**Exercise**
Repeat every record exactly, but keep images out of the copy.

**Raw data**
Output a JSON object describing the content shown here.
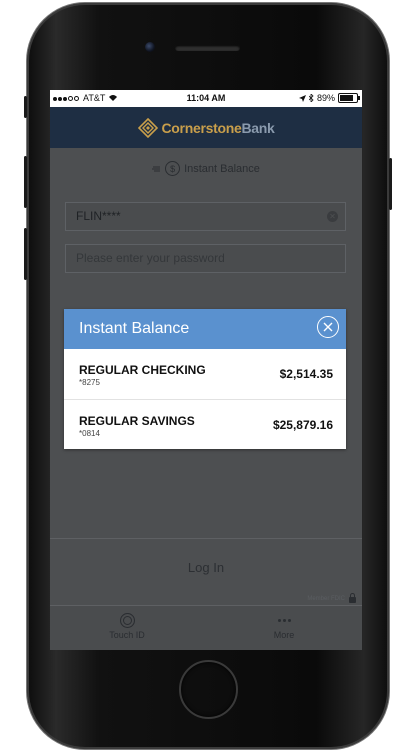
{
  "status_bar": {
    "carrier": "AT&T",
    "time": "11:04 AM",
    "battery": "89%"
  },
  "header": {
    "logo_part1": "Cornerstone",
    "logo_part2": "Bank"
  },
  "login_form": {
    "instant_balance_link": "Instant Balance",
    "username_value": "FLIN****",
    "password_placeholder": "Please enter your password",
    "login_label": "Log In",
    "insured_text": "Member FDIC"
  },
  "modal": {
    "title": "Instant Balance",
    "accounts": [
      {
        "name": "REGULAR CHECKING",
        "number": "*8275",
        "balance": "$2,514.35"
      },
      {
        "name": "REGULAR SAVINGS",
        "number": "*0814",
        "balance": "$25,879.16"
      }
    ]
  },
  "tabbar": {
    "touch_id": "Touch ID",
    "more": "More"
  },
  "colors": {
    "header_bg": "#1e2e43",
    "modal_header": "#5a91cf",
    "logo_gold": "#c99f4b"
  }
}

**Output of the task**
Output a JSON object describing the content shown here.
{
  "status_bar": {
    "carrier": "AT&T",
    "time": "11:04 AM",
    "battery": "89%"
  },
  "header": {
    "logo_part1": "Cornerstone",
    "logo_part2": "Bank"
  },
  "login_form": {
    "instant_balance_link": "Instant Balance",
    "username_value": "FLIN****",
    "password_placeholder": "Please enter your password",
    "login_label": "Log In",
    "insured_text": "Member FDIC"
  },
  "modal": {
    "title": "Instant Balance",
    "accounts": [
      {
        "name": "REGULAR CHECKING",
        "number": "*8275",
        "balance": "$2,514.35"
      },
      {
        "name": "REGULAR SAVINGS",
        "number": "*0814",
        "balance": "$25,879.16"
      }
    ]
  },
  "tabbar": {
    "touch_id": "Touch ID",
    "more": "More"
  },
  "colors": {
    "header_bg": "#1e2e43",
    "modal_header": "#5a91cf",
    "logo_gold": "#c99f4b"
  }
}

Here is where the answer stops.